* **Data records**
· · ·

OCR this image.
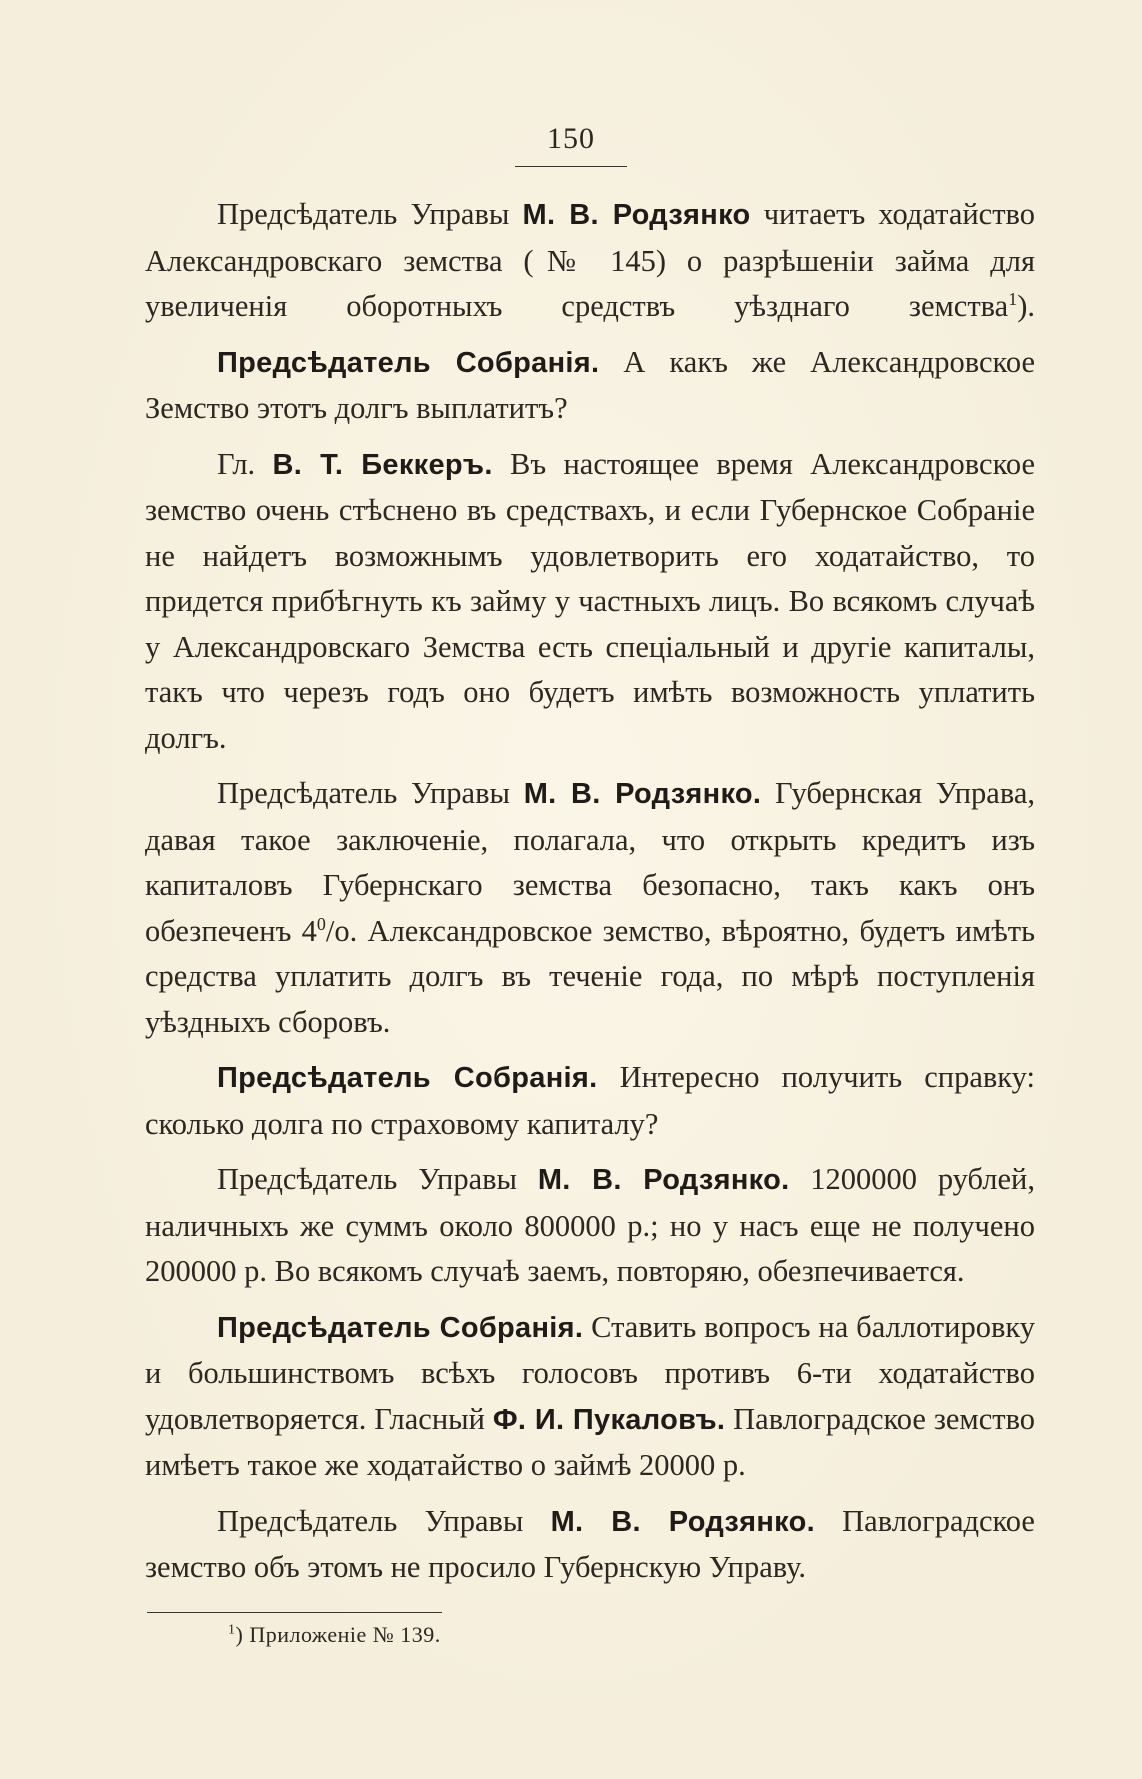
150

Предсѣдатель Управы М. В. Родзянко читаетъ ходатайство Александровскаго земства (№ 145) о разрѣшеніи займа для увеличенія оборотныхъ средствъ уѣзднаго земства$^1$).

Предсѣдатель Собранія. А какъ же Александровское Земство этотъ долгъ выплатитъ?

Гл. В. Т. Беккеръ. Въ настоящее время Александровское земство очень стѣснено въ средствахъ, и если Губернское Собраніе не найдетъ возможнымъ удовлетворить его ходатайство, то придется прибѣгнуть къ займу у частныхъ лицъ. Во всякомъ случаѣ у Александровскаго Земства есть спеціальный и другіе капиталы, такъ что черезъ годъ оно будетъ имѣть возможность уплатить долгъ.

Предсѣдатель Управы М. В. Родзянко. Губернская Управа, давая такое заключеніе, полагала, что открыть кредитъ изъ капиталовъ Губернскаго земства безопасно, такъ какъ онъ обезпеченъ $4^0/о$. Александровское земство, вѣроятно, будетъ имѣть средства уплатить долгъ въ теченіе года, по мѣрѣ поступленія уѣздныхъ сборовъ.

Предсѣдатель Собранія. Интересно получить справку: сколько долга по страховому капиталу?

Предсѣдатель Управы М. В. Родзянко. 1200000 рублей, наличныхъ же суммъ около 800000 р.; но у насъ еще не получено 200000 р. Во всякомъ случаѣ заемъ, повторяю, обезпечивается.

Предсѣдатель Собранія. Ставить вопросъ на баллотировку и большинствомъ всѣхъ голосовъ противъ 6-ти ходатайство удовлетворяется. Гласный Ф. И. Пукаловъ. Павлоградское земство имѣетъ такое же ходатайство о займѣ 20000 р.

Предсѣдатель Управы М. В. Родзянко. Павлоградское земство объ этомъ не просило Губернскую Управу.

$^1$) Приложеніе № 139.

· · ·

* **What you should do**
Show the lines of the material that contain the word "Управы".

* **Answer below**
Предсѣдатель Управы М. В. Родзянко читаетъ ходатайство Александровскаго земства (№ 145) о разрѣшеніи займа для увеличенія оборотныхъ средствъ уѣзднаго земства$^1$).
Предсѣдатель Управы М. В. Родзянко. Губернская Управа, давая такое заключеніе, полагала, что открыть кредитъ изъ капиталовъ Губернскаго земства безопасно, такъ какъ онъ обезпеченъ $4^0/о$. Александровское земство, вѣроятно, будетъ имѣть средства уплатить долгъ въ теченіе года, по мѣрѣ поступленія уѣздныхъ сборовъ.
Предсѣдатель Управы М. В. Родзянко. 1200000 рублей, наличныхъ же суммъ около 800000 р.; но у насъ еще не получено 200000 р. Во всякомъ случаѣ заемъ, повторяю, обезпечивается.
Предсѣдатель Управы М. В. Родзянко. Павлоградское земство объ этомъ не просило Губернскую Управу.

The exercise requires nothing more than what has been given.